[Exercise description] Reproduce the full listing that appears beneath this instruction exactly.

[Exercise materials]

══════════

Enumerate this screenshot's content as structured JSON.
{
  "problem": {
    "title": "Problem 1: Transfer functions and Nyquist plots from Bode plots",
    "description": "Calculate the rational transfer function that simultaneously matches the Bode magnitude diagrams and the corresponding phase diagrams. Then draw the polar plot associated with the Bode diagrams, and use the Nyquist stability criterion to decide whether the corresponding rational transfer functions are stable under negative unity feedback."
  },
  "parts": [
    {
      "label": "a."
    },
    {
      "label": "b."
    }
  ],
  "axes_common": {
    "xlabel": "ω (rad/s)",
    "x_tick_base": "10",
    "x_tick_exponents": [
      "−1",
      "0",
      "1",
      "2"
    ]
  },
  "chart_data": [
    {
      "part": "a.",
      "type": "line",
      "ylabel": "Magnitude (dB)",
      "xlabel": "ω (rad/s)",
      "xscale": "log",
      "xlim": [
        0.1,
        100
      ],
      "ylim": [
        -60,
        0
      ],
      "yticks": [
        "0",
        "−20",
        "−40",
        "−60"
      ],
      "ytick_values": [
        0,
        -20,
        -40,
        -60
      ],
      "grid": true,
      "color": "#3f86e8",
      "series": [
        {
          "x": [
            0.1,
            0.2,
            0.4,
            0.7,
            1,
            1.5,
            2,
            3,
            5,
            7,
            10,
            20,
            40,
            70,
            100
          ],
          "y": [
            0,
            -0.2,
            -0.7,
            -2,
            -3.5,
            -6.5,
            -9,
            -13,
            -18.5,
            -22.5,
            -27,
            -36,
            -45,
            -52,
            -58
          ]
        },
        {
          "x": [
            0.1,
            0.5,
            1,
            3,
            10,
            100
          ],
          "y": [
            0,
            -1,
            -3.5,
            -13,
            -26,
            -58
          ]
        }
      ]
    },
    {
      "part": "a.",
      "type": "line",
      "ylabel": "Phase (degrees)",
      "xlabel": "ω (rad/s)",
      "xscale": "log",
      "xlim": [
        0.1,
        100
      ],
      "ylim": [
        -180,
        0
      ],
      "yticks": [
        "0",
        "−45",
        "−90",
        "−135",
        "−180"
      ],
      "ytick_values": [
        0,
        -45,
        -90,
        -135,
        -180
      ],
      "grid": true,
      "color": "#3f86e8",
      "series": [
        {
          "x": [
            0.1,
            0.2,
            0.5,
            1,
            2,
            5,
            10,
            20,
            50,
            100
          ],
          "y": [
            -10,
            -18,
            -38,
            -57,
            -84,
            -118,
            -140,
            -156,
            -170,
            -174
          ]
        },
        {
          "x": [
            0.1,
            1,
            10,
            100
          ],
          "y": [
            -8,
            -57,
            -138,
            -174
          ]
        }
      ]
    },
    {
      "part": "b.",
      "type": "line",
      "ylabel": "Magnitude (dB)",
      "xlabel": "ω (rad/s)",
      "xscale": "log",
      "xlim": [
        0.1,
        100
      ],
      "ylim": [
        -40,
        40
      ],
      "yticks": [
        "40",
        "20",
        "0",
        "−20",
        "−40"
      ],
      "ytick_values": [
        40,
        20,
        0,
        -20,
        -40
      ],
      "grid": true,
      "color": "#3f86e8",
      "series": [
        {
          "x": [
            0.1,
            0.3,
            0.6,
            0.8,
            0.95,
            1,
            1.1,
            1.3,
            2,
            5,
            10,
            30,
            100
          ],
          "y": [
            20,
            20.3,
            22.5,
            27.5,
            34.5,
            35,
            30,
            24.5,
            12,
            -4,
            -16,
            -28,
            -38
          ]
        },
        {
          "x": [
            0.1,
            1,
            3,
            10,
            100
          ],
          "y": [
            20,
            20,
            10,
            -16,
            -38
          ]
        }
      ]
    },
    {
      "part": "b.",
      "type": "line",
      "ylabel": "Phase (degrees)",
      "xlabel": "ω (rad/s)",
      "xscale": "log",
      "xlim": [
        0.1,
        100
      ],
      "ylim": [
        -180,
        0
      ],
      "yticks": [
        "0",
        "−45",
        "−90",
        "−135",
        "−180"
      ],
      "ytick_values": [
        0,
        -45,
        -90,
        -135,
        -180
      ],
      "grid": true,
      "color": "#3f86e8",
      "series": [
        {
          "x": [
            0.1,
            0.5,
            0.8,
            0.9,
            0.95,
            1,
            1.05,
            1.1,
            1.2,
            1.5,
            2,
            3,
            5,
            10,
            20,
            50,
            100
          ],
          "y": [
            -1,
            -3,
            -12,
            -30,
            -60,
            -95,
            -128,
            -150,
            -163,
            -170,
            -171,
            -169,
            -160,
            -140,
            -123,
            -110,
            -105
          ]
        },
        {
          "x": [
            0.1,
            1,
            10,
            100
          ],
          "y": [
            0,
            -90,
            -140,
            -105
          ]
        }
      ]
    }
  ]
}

══════════

[Output below]
Enumerate this screenshot's content as structured JSON.
{
  "problem": {
    "title": "Problem 1: Transfer functions and Nyquist plots from Bode plots",
    "description": "Calculate the rational transfer function that simultaneously matches the Bode magnitude diagrams and the corresponding phase diagrams. Then draw the polar plot associated with the Bode diagrams, and use the Nyquist stability criterion to decide whether the corresponding rational transfer functions are stable under negative unity feedback."
  },
  "parts": [
    {
      "label": "a."
    },
    {
      "label": "b."
    }
  ],
  "axes_common": {
    "xlabel": "ω (rad/s)",
    "x_tick_base": "10",
    "x_tick_exponents": [
      "−1",
      "0",
      "1",
      "2"
    ]
  },
  "chart_data": [
    {
      "part": "a.",
      "type": "line",
      "ylabel": "Magnitude (dB)",
      "xlabel": "ω (rad/s)",
      "xscale": "log",
      "xlim": [
        0.1,
        100
      ],
      "ylim": [
        -60,
        0
      ],
      "yticks": [
        "0",
        "−20",
        "−40",
        "−60"
      ],
      "ytick_values": [
        0,
        -20,
        -40,
        -60
      ],
      "grid": true,
      "color": "#3f86e8",
      "series": [
        {
          "x": [
            0.1,
            0.2,
            0.4,
            0.7,
            1,
            1.5,
            2,
            3,
            5,
            7,
            10,
            20,
            40,
            70,
            100
          ],
          "y": [
            0,
            -0.2,
            -0.7,
            -2,
            -3.5,
            -6.5,
            -9,
            -13,
            -18.5,
            -22.5,
            -27,
            -36,
            -45,
            -52,
            -58
          ]
        },
        {
          "x": [
            0.1,
            0.5,
            1,
            3,
            10,
            100
          ],
          "y": [
            0,
            -1,
            -3.5,
            -13,
            -26,
            -58
          ]
        }
      ]
    },
    {
      "part": "a.",
      "type": "line",
      "ylabel": "Phase (degrees)",
      "xlabel": "ω (rad/s)",
      "xscale": "log",
      "xlim": [
        0.1,
        100
      ],
      "ylim": [
        -180,
        0
      ],
      "yticks": [
        "0",
        "−45",
        "−90",
        "−135",
        "−180"
      ],
      "ytick_values": [
        0,
        -45,
        -90,
        -135,
        -180
      ],
      "grid": true,
      "color": "#3f86e8",
      "series": [
        {
          "x": [
            0.1,
            0.2,
            0.5,
            1,
            2,
            5,
            10,
            20,
            50,
            100
          ],
          "y": [
            -10,
            -18,
            -38,
            -57,
            -84,
            -118,
            -140,
            -156,
            -170,
            -174
          ]
        },
        {
          "x": [
            0.1,
            1,
            10,
            100
          ],
          "y": [
            -8,
            -57,
            -138,
            -174
          ]
        }
      ]
    },
    {
      "part": "b.",
      "type": "line",
      "ylabel": "Magnitude (dB)",
      "xlabel": "ω (rad/s)",
      "xscale": "log",
      "xlim": [
        0.1,
        100
      ],
      "ylim": [
        -40,
        40
      ],
      "yticks": [
        "40",
        "20",
        "0",
        "−20",
        "−40"
      ],
      "ytick_values": [
        40,
        20,
        0,
        -20,
        -40
      ],
      "grid": true,
      "color": "#3f86e8",
      "series": [
        {
          "x": [
            0.1,
            0.3,
            0.6,
            0.8,
            0.95,
            1,
            1.1,
            1.3,
            2,
            5,
            10,
            30,
            100
          ],
          "y": [
            20,
            20.3,
            22.5,
            27.5,
            34.5,
            35,
            30,
            24.5,
            12,
            -4,
            -16,
            -28,
            -38
          ]
        },
        {
          "x": [
            0.1,
            1,
            3,
            10,
            100
          ],
          "y": [
            20,
            20,
            10,
            -16,
            -38
          ]
        }
      ]
    },
    {
      "part": "b.",
      "type": "line",
      "ylabel": "Phase (degrees)",
      "xlabel": "ω (rad/s)",
      "xscale": "log",
      "xlim": [
        0.1,
        100
      ],
      "ylim": [
        -180,
        0
      ],
      "yticks": [
        "0",
        "−45",
        "−90",
        "−135",
        "−180"
      ],
      "ytick_values": [
        0,
        -45,
        -90,
        -135,
        -180
      ],
      "grid": true,
      "color": "#3f86e8",
      "series": [
        {
          "x": [
            0.1,
            0.5,
            0.8,
            0.9,
            0.95,
            1,
            1.05,
            1.1,
            1.2,
            1.5,
            2,
            3,
            5,
            10,
            20,
            50,
            100
          ],
          "y": [
            -1,
            -3,
            -12,
            -30,
            -60,
            -95,
            -128,
            -150,
            -163,
            -170,
            -171,
            -169,
            -160,
            -140,
            -123,
            -110,
            -105
          ]
        },
        {
          "x": [
            0.1,
            1,
            10,
            100
          ],
          "y": [
            0,
            -90,
            -140,
            -105
          ]
        }
      ]
    }
  ]
}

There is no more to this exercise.